## begin

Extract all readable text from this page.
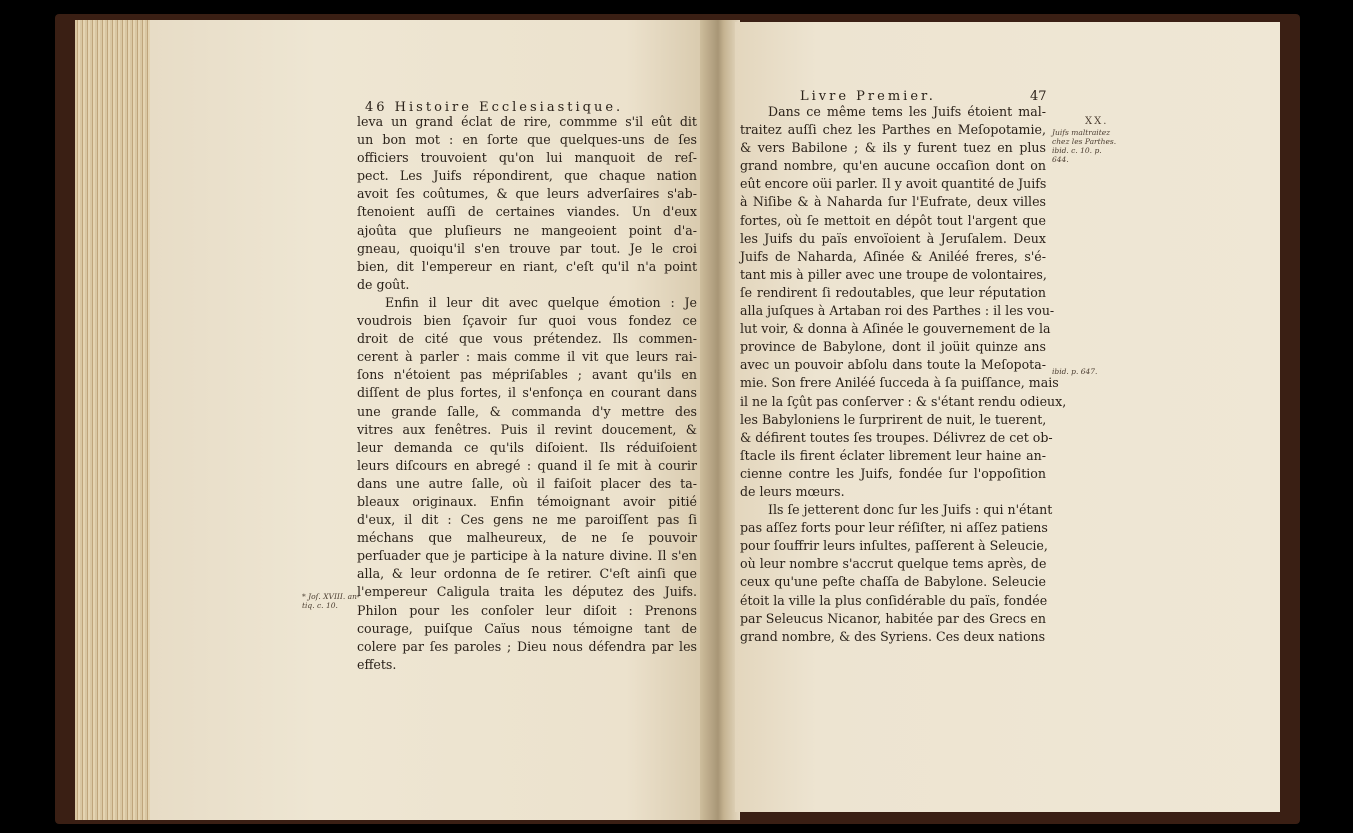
46 Histoire Ecclesiastique.
leva un grand éclat de rire, commme s'il eût dit
un bon mot : en ſorte que quelques-uns de ſes
officiers trouvoient qu'on lui manquoit de reſ-
pect. Les Juifs répondirent, que chaque nation
avoit ſes coûtumes, & que leurs adverſaires s'ab-
ſtenoient auſſi de certaines viandes. Un d'eux
ajoûta que pluſieurs ne mangeoient point d'a-
gneau, quoiqu'il s'en trouve par tout. Je le croi
bien, dit l'empereur en riant, c'eſt qu'il n'a point
de goût.
Enfin il leur dit avec quelque émotion : Je
voudrois bien ſçavoir ſur quoi vous fondez ce
droit de cité que vous prétendez. Ils commen-
cerent à parler : mais comme il vit que leurs rai-
ſons n'étoient pas mépriſables ; avant qu'ils en
diſſent de plus fortes, il s'enfonça en courant dans
une grande ſalle, & commanda d'y mettre des
vitres aux fenêtres. Puis il revint doucement, &
leur demanda ce qu'ils diſoient. Ils réduiſoient
leurs diſcours en abregé : quand il ſe mit à courir
dans une autre ſalle, où il faiſoit placer des ta-
bleaux originaux. Enfin témoignant avoir pitié
d'eux, il dit : Ces gens ne me paroiſſent pas ſi
méchans que malheureux, de ne ſe pouvoir
perſuader que je participe à la nature divine. Il s'en
alla, & leur ordonna de ſe retirer. C'eſt ainſi que
l'empereur Caligula traita les députez des Juifs.
Philon pour les conſoler leur diſoit : Prenons
courage, puiſque Caïus nous témoigne tant de
colere par ſes paroles ; Dieu nous défendra par les
effets.
* Joſ. XVIII. an-
tiq. c. 10.
Livre Premier.	47
XX.
Dans ce même tems les Juifs étoient mal-
traitez auſſi chez les Parthes en Meſopotamie,
& vers Babilone ; & ils y furent tuez en plus
grand nombre, qu'en aucune occaſion dont on
eût encore oüi parler. Il y avoit quantité de Juifs
à Niſibe & à Naharda ſur l'Eufrate, deux villes
fortes, où ſe mettoit en dépôt tout l'argent que
les Juifs du païs envoïoient à Jeruſalem. Deux
Juifs de Naharda, Aſinée & Aniléé freres, s'é-
tant mis à piller avec une troupe de volontaires,
ſe rendirent ſi redoutables, que leur réputation
alla juſques à Artaban roi des Parthes : il les vou-
lut voir, & donna à Aſinée le gouvernement de la
province de Babylone, dont il joüit quinze ans
avec un pouvoir abſolu dans toute la Meſopota-
mie. Son frere Aniléé ſucceda à ſa puiſſance, mais
il ne la ſçût pas conſerver : & s'étant rendu odieux,
les Babyloniens le ſurprirent de nuit, le tuerent,
& défirent toutes ſes troupes. Délivrez de cet ob-
ſtacle ils firent éclater librement leur haine an-
cienne contre les Juifs, fondée ſur l'oppoſition
de leurs mœurs.
Ils ſe jetterent donc ſur les Juifs : qui n'étant
pas aſſez forts pour leur réſiſter, ni aſſez patiens
pour ſouffrir leurs inſultes, paſſerent à Seleucie,
où leur nombre s'accrut quelque tems après, de
ceux qu'une peſte chaſſa de Babylone. Seleucie
étoit la ville la plus conſidérable du païs, fondée
par Seleucus Nicanor, habitée par des Grecs en
grand nombre, & des Syriens. Ces deux nations
Juifs maltraitez
chez les Parthes.
ibid. c. 10. p.
644.
ibid. p. 647.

## end

• **YOUR OBJECTIVE**
Reproduce the records verbatim, omitting all images they contain.

• **TASK RESPONSE**
Extract all readable text from this page.
46 Histoire Ecclesiastique.
leva un grand éclat de rire, commme s'il eût dit
un bon mot : en ſorte que quelques-uns de ſes
officiers trouvoient qu'on lui manquoit de reſ-
pect. Les Juifs répondirent, que chaque nation
avoit ſes coûtumes, & que leurs adverſaires s'ab-
ſtenoient auſſi de certaines viandes. Un d'eux
ajoûta que pluſieurs ne mangeoient point d'a-
gneau, quoiqu'il s'en trouve par tout. Je le croi
bien, dit l'empereur en riant, c'eſt qu'il n'a point
de goût.
Enfin il leur dit avec quelque émotion : Je
voudrois bien ſçavoir ſur quoi vous fondez ce
droit de cité que vous prétendez. Ils commen-
cerent à parler : mais comme il vit que leurs rai-
ſons n'étoient pas mépriſables ; avant qu'ils en
diſſent de plus fortes, il s'enfonça en courant dans
une grande ſalle, & commanda d'y mettre des
vitres aux fenêtres. Puis il revint doucement, &
leur demanda ce qu'ils diſoient. Ils réduiſoient
leurs diſcours en abregé : quand il ſe mit à courir
dans une autre ſalle, où il faiſoit placer des ta-
bleaux originaux. Enfin témoignant avoir pitié
d'eux, il dit : Ces gens ne me paroiſſent pas ſi
méchans que malheureux, de ne ſe pouvoir
perſuader que je participe à la nature divine. Il s'en
alla, & leur ordonna de ſe retirer. C'eſt ainſi que
l'empereur Caligula traita les députez des Juifs.
Philon pour les conſoler leur diſoit : Prenons
courage, puiſque Caïus nous témoigne tant de
colere par ſes paroles ; Dieu nous défendra par les
effets.
* Joſ. XVIII. an-
tiq. c. 10.
Livre Premier.	47
XX.
Dans ce même tems les Juifs étoient mal-
traitez auſſi chez les Parthes en Meſopotamie,
& vers Babilone ; & ils y furent tuez en plus
grand nombre, qu'en aucune occaſion dont on
eût encore oüi parler. Il y avoit quantité de Juifs
à Niſibe & à Naharda ſur l'Eufrate, deux villes
fortes, où ſe mettoit en dépôt tout l'argent que
les Juifs du païs envoïoient à Jeruſalem. Deux
Juifs de Naharda, Aſinée & Aniléé freres, s'é-
tant mis à piller avec une troupe de volontaires,
ſe rendirent ſi redoutables, que leur réputation
alla juſques à Artaban roi des Parthes : il les vou-
lut voir, & donna à Aſinée le gouvernement de la
province de Babylone, dont il joüit quinze ans
avec un pouvoir abſolu dans toute la Meſopota-
mie. Son frere Aniléé ſucceda à ſa puiſſance, mais
il ne la ſçût pas conſerver : & s'étant rendu odieux,
les Babyloniens le ſurprirent de nuit, le tuerent,
& défirent toutes ſes troupes. Délivrez de cet ob-
ſtacle ils firent éclater librement leur haine an-
cienne contre les Juifs, fondée ſur l'oppoſition
de leurs mœurs.
Ils ſe jetterent donc ſur les Juifs : qui n'étant
pas aſſez forts pour leur réſiſter, ni aſſez patiens
pour ſouffrir leurs inſultes, paſſerent à Seleucie,
où leur nombre s'accrut quelque tems après, de
ceux qu'une peſte chaſſa de Babylone. Seleucie
étoit la ville la plus conſidérable du païs, fondée
par Seleucus Nicanor, habitée par des Grecs en
grand nombre, & des Syriens. Ces deux nations
Juifs maltraitez
chez les Parthes.
ibid. c. 10. p.
644.
ibid. p. 647.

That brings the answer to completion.